[Dataset records]
——————
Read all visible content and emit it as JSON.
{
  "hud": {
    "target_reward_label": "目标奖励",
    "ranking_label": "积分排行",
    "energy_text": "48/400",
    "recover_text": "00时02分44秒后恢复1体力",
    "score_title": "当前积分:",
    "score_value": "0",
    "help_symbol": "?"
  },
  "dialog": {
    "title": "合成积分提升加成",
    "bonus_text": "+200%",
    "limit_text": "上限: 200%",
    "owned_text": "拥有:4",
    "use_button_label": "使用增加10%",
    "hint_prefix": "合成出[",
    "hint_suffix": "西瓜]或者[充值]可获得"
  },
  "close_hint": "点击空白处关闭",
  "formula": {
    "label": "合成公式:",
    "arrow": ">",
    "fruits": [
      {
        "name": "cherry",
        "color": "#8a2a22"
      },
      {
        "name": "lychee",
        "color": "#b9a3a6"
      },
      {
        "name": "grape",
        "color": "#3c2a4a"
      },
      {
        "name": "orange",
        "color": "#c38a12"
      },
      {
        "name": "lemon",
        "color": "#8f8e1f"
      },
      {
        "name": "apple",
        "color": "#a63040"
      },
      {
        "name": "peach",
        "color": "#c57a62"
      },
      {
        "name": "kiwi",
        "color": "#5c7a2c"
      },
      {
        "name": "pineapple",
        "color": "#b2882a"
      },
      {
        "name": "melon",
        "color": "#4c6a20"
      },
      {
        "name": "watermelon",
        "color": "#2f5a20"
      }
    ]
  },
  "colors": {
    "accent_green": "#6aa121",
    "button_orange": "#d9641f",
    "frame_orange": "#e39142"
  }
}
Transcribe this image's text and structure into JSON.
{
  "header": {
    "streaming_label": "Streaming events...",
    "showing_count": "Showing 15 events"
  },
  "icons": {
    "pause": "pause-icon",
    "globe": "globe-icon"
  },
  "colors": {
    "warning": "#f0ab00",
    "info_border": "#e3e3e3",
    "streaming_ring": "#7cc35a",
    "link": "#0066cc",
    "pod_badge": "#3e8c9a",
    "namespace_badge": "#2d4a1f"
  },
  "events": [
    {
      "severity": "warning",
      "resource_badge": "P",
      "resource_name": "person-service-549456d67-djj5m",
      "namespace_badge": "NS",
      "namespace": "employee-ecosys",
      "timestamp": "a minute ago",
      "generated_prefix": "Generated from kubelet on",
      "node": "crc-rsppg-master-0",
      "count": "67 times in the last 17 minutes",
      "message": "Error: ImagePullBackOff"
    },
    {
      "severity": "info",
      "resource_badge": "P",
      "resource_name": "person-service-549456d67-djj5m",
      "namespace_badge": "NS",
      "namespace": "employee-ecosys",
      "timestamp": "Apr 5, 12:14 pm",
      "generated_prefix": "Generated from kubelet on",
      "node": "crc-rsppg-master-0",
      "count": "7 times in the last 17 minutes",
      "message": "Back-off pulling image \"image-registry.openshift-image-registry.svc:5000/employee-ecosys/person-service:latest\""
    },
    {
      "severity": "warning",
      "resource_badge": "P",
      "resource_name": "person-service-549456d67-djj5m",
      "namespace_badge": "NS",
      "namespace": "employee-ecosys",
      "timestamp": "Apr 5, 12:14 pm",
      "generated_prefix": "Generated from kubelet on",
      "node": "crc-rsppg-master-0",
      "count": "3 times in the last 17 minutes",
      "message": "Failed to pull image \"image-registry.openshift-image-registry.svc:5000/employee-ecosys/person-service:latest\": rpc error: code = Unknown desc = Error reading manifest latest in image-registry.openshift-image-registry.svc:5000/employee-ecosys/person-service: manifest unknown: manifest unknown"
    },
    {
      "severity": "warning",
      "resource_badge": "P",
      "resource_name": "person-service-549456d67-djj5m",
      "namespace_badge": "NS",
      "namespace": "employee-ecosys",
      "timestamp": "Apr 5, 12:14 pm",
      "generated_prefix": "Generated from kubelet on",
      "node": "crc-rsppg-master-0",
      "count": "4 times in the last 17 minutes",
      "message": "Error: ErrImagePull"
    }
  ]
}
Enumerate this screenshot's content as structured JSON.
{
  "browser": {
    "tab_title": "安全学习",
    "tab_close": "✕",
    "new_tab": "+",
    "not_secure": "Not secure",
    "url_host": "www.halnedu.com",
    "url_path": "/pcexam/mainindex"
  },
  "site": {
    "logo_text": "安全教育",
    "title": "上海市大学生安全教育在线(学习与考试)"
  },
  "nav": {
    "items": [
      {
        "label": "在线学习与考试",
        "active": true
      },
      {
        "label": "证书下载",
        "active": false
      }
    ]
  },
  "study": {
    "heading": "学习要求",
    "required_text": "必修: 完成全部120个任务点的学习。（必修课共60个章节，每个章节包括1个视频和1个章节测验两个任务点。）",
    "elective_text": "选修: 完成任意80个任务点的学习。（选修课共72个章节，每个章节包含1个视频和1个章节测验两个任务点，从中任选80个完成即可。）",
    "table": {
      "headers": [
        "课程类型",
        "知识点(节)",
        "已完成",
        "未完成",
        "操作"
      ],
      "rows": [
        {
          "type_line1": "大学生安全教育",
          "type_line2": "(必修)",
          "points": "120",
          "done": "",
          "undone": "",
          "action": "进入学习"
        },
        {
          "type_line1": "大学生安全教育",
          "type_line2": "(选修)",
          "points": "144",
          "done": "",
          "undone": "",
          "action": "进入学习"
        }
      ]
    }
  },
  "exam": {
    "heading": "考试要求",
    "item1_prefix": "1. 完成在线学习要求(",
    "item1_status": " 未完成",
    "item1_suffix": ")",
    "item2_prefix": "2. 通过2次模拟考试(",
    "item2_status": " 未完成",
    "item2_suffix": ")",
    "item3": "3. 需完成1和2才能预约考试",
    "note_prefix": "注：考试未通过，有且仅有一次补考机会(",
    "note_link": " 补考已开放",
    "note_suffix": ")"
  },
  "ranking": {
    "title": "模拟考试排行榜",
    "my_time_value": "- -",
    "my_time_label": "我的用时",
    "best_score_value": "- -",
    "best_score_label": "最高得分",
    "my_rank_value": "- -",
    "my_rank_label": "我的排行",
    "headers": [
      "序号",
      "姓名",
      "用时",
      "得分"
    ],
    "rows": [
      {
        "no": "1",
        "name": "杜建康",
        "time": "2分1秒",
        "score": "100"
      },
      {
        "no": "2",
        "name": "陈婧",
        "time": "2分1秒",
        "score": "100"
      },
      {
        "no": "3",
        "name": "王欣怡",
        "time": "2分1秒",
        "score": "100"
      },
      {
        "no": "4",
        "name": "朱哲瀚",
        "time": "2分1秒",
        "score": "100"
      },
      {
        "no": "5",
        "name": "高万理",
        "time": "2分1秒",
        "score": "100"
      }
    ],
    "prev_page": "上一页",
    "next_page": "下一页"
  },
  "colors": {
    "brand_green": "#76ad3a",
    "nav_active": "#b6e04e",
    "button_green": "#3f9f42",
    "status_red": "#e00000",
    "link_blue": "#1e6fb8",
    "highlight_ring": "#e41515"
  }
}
——————
» GIVEN INSTRUCTION
Pull every line containing the word "minutes" out of the material and copy it.

» CORRECT RESPONSE
      "count": "67 times in the last 17 minutes",
      "count": "7 times in the last 17 minutes",
      "count": "3 times in the last 17 minutes",
      "count": "4 times in the last 17 minutes",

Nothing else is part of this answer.